Instructions for the task: Retype the material below word for word, everything from its first line down to the line containing "svg-text:2023: 2023 — [741, 468, 773, 484]". Include both of those lines.

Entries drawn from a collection
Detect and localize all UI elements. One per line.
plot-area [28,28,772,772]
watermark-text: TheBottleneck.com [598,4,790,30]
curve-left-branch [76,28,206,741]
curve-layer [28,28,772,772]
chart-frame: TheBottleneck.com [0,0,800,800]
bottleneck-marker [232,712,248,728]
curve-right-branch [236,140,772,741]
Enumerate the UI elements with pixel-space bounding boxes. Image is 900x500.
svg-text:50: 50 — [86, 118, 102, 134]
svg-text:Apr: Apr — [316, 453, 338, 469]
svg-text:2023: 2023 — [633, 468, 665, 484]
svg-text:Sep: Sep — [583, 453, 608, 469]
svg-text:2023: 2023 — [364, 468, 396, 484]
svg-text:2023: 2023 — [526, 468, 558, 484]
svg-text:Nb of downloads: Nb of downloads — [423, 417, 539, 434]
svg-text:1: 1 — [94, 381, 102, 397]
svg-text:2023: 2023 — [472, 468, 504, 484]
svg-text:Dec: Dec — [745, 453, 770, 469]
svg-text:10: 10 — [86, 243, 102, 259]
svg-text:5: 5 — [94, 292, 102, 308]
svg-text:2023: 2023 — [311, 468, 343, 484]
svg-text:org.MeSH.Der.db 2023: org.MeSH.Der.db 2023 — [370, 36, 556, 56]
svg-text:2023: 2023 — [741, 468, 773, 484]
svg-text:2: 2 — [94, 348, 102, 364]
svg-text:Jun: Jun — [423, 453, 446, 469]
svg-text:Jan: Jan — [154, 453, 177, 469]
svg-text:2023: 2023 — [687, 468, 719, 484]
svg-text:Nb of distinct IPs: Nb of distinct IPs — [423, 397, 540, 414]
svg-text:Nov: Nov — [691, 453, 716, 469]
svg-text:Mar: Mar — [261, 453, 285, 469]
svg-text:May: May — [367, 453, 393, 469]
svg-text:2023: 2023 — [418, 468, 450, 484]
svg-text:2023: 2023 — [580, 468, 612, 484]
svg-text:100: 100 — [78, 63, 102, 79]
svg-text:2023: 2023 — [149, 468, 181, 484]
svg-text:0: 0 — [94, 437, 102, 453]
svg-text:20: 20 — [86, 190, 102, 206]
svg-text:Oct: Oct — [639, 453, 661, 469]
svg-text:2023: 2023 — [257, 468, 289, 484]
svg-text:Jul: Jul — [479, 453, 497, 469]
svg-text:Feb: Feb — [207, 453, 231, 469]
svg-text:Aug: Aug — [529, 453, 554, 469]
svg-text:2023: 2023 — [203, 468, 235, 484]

Final result:
Detect and localize all UI elements. One per line.
plot-area [28,28,772,772]
watermark-text: TheBottleneck.com [598,4,790,30]
curve-left-branch [76,28,206,741]
curve-layer [28,28,772,772]
chart-frame: TheBottleneck.com [0,0,800,800]
bottleneck-marker [232,712,248,728]
curve-right-branch [236,140,772,741]
Enumerate the UI elements with pixel-space bounding boxes. Image is 900x500.
svg-text:50: 50 — [86, 118, 102, 134]
svg-text:Apr: Apr — [316, 453, 338, 469]
svg-text:2023: 2023 — [633, 468, 665, 484]
svg-text:Sep: Sep — [583, 453, 608, 469]
svg-text:2023: 2023 — [364, 468, 396, 484]
svg-text:2023: 2023 — [526, 468, 558, 484]
svg-text:Nb of downloads: Nb of downloads — [423, 417, 539, 434]
svg-text:1: 1 — [94, 381, 102, 397]
svg-text:2023: 2023 — [472, 468, 504, 484]
svg-text:Dec: Dec — [745, 453, 770, 469]
svg-text:10: 10 — [86, 243, 102, 259]
svg-text:5: 5 — [94, 292, 102, 308]
svg-text:2023: 2023 — [311, 468, 343, 484]
svg-text:org.MeSH.Der.db 2023: org.MeSH.Der.db 2023 — [370, 36, 556, 56]
svg-text:2023: 2023 — [741, 468, 773, 484]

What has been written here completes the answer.